* [What the task requires]: Please print each of the entries below exactly.
*** Recorded information ***
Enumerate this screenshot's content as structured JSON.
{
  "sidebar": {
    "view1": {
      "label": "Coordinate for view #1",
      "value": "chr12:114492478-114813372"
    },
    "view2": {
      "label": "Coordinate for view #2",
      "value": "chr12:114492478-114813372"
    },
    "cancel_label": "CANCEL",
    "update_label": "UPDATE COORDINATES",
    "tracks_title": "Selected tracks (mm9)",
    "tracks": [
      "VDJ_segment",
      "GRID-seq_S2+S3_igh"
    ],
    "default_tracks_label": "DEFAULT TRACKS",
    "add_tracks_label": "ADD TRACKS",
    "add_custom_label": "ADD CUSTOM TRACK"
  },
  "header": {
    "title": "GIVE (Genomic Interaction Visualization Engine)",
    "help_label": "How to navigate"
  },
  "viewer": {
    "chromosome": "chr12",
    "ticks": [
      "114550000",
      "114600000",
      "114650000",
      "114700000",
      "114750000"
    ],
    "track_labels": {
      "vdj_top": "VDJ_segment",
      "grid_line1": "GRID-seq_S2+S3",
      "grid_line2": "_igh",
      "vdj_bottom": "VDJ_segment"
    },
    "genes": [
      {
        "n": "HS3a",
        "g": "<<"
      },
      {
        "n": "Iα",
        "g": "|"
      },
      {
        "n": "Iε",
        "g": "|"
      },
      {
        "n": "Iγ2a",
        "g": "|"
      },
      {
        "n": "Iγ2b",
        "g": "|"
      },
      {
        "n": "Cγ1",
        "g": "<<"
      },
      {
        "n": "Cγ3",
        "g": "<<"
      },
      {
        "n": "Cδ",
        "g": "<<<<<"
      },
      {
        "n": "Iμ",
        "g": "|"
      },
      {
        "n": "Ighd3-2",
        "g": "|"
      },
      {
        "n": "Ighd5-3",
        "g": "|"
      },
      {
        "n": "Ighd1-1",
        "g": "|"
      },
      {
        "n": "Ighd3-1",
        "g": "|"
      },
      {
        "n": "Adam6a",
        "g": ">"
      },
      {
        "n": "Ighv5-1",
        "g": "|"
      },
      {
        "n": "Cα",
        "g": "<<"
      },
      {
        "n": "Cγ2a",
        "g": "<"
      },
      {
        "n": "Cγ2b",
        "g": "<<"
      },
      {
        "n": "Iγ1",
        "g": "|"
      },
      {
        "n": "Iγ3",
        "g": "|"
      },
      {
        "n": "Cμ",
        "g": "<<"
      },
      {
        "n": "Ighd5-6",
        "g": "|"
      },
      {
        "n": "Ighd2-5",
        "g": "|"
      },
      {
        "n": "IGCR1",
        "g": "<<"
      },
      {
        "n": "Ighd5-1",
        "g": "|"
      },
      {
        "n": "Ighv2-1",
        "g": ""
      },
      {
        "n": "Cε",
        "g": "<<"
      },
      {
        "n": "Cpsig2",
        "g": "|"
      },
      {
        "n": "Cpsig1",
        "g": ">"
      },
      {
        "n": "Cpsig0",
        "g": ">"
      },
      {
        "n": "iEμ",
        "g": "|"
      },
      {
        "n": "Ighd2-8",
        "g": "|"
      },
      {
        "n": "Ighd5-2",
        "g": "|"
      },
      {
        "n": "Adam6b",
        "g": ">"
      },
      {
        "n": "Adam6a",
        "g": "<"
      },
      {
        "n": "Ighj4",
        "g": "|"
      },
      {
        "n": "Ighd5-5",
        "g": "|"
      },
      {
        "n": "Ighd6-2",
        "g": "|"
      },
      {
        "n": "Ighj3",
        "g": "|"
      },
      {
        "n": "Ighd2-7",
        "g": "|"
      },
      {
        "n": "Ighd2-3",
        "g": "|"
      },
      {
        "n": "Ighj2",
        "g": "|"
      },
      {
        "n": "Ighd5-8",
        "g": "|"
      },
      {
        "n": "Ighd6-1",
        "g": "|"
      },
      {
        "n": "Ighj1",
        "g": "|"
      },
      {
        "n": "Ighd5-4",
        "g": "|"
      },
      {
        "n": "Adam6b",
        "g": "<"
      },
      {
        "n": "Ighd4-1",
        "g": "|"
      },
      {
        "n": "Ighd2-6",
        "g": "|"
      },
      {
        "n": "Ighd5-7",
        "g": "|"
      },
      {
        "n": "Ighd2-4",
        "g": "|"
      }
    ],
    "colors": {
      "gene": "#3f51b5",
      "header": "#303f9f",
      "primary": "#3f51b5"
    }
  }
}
*** End of Recorded information ***
* [Result for this task]:
Enumerate this screenshot's content as structured JSON.
{
  "sidebar": {
    "view1": {
      "label": "Coordinate for view #1",
      "value": "chr12:114492478-114813372"
    },
    "view2": {
      "label": "Coordinate for view #2",
      "value": "chr12:114492478-114813372"
    },
    "cancel_label": "CANCEL",
    "update_label": "UPDATE COORDINATES",
    "tracks_title": "Selected tracks (mm9)",
    "tracks": [
      "VDJ_segment",
      "GRID-seq_S2+S3_igh"
    ],
    "default_tracks_label": "DEFAULT TRACKS",
    "add_tracks_label": "ADD TRACKS",
    "add_custom_label": "ADD CUSTOM TRACK"
  },
  "header": {
    "title": "GIVE (Genomic Interaction Visualization Engine)",
    "help_label": "How to navigate"
  },
  "viewer": {
    "chromosome": "chr12",
    "ticks": [
      "114550000",
      "114600000",
      "114650000",
      "114700000",
      "114750000"
    ],
    "track_labels": {
      "vdj_top": "VDJ_segment",
      "grid_line1": "GRID-seq_S2+S3",
      "grid_line2": "_igh",
      "vdj_bottom": "VDJ_segment"
    },
    "genes": [
      {
        "n": "HS3a",
        "g": "<<"
      },
      {
        "n": "Iα",
        "g": "|"
      },
      {
        "n": "Iε",
        "g": "|"
      },
      {
        "n": "Iγ2a",
        "g": "|"
      },
      {
        "n": "Iγ2b",
        "g": "|"
      },
      {
        "n": "Cγ1",
        "g": "<<"
      },
      {
        "n": "Cγ3",
        "g": "<<"
      },
      {
        "n": "Cδ",
        "g": "<<<<<"
      },
      {
        "n": "Iμ",
        "g": "|"
      },
      {
        "n": "Ighd3-2",
        "g": "|"
      },
      {
        "n": "Ighd5-3",
        "g": "|"
      },
      {
        "n": "Ighd1-1",
        "g": "|"
      },
      {
        "n": "Ighd3-1",
        "g": "|"
      },
      {
        "n": "Adam6a",
        "g": ">"
      },
      {
        "n": "Ighv5-1",
        "g": "|"
      },
      {
        "n": "Cα",
        "g": "<<"
      },
      {
        "n": "Cγ2a",
        "g": "<"
      },
      {
        "n": "Cγ2b",
        "g": "<<"
      },
      {
        "n": "Iγ1",
        "g": "|"
      },
      {
        "n": "Iγ3",
        "g": "|"
      },
      {
        "n": "Cμ",
        "g": "<<"
      },
      {
        "n": "Ighd5-6",
        "g": "|"
      },
      {
        "n": "Ighd2-5",
        "g": "|"
      },
      {
        "n": "IGCR1",
        "g": "<<"
      },
      {
        "n": "Ighd5-1",
        "g": "|"
      },
      {
        "n": "Ighv2-1",
        "g": ""
      },
      {
        "n": "Cε",
        "g": "<<"
      },
      {
        "n": "Cpsig2",
        "g": "|"
      },
      {
        "n": "Cpsig1",
        "g": ">"
      },
      {
        "n": "Cpsig0",
        "g": ">"
      },
      {
        "n": "iEμ",
        "g": "|"
      },
      {
        "n": "Ighd2-8",
        "g": "|"
      },
      {
        "n": "Ighd5-2",
        "g": "|"
      },
      {
        "n": "Adam6b",
        "g": ">"
      },
      {
        "n": "Adam6a",
        "g": "<"
      },
      {
        "n": "Ighj4",
        "g": "|"
      },
      {
        "n": "Ighd5-5",
        "g": "|"
      },
      {
        "n": "Ighd6-2",
        "g": "|"
      },
      {
        "n": "Ighj3",
        "g": "|"
      },
      {
        "n": "Ighd2-7",
        "g": "|"
      },
      {
        "n": "Ighd2-3",
        "g": "|"
      },
      {
        "n": "Ighj2",
        "g": "|"
      },
      {
        "n": "Ighd5-8",
        "g": "|"
      },
      {
        "n": "Ighd6-1",
        "g": "|"
      },
      {
        "n": "Ighj1",
        "g": "|"
      },
      {
        "n": "Ighd5-4",
        "g": "|"
      },
      {
        "n": "Adam6b",
        "g": "<"
      },
      {
        "n": "Ighd4-1",
        "g": "|"
      },
      {
        "n": "Ighd2-6",
        "g": "|"
      },
      {
        "n": "Ighd5-7",
        "g": "|"
      },
      {
        "n": "Ighd2-4",
        "g": "|"
      }
    ],
    "colors": {
      "gene": "#3f51b5",
      "header": "#303f9f",
      "primary": "#3f51b5"
    }
  }
}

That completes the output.